SET PROBLEM: Quote the records below in full, exactly as given, with the images taken out.

DATA EXTRACT:
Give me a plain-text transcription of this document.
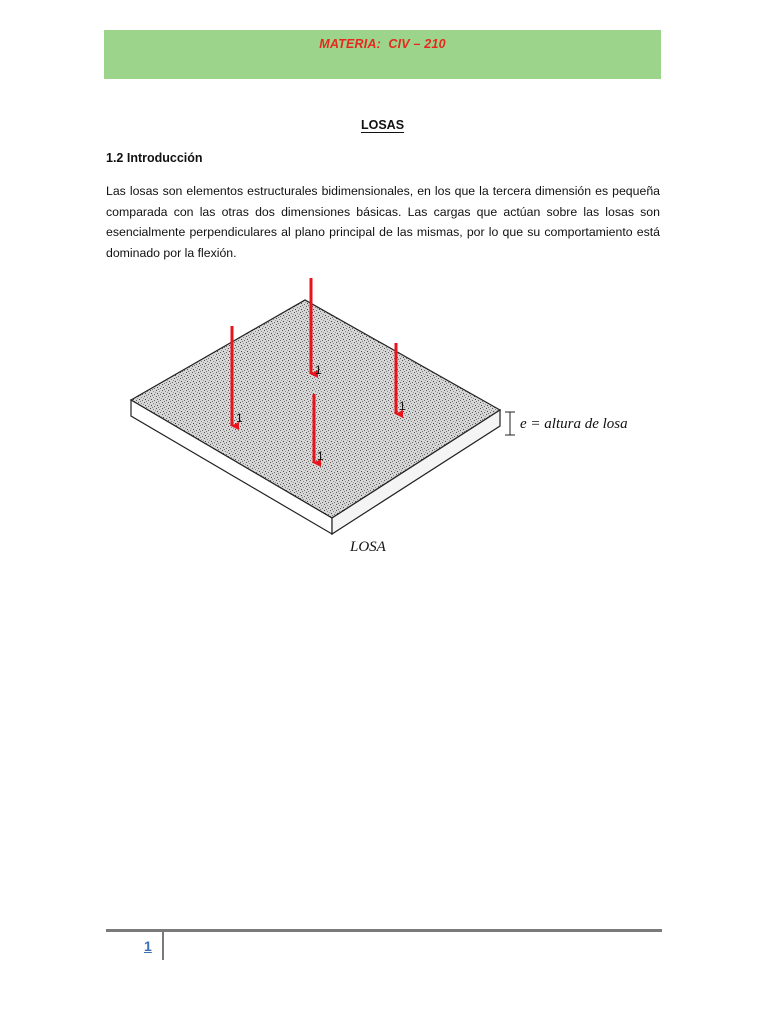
MATERIA:  CIV – 210
LOSAS
1.2 Introducción

Las losas son elementos estructurales bidimensionales, en los que la tercera dimensión es pequeña comparada con las otras dos dimensiones básicas. Las cargas que actúan sobre las losas son esencialmente perpendiculares al plano principal de las mismas, por lo que su comportamiento está dominado por la flexión.

e = altura de losa
1
1
1
1
LOSA
1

TASK RESULT:
Give me a plain-text transcription of this document.
MATERIA:  CIV – 210
LOSAS
1.2 Introducción

Las losas son elementos estructurales bidimensionales, en los que la tercera dimensión es pequeña comparada con las otras dos dimensiones básicas. Las cargas que actúan sobre las losas son esencialmente perpendiculares al plano principal de las mismas, por lo que su comportamiento está dominado por la flexión.

e = altura de losa
1
1
1
1
LOSA
1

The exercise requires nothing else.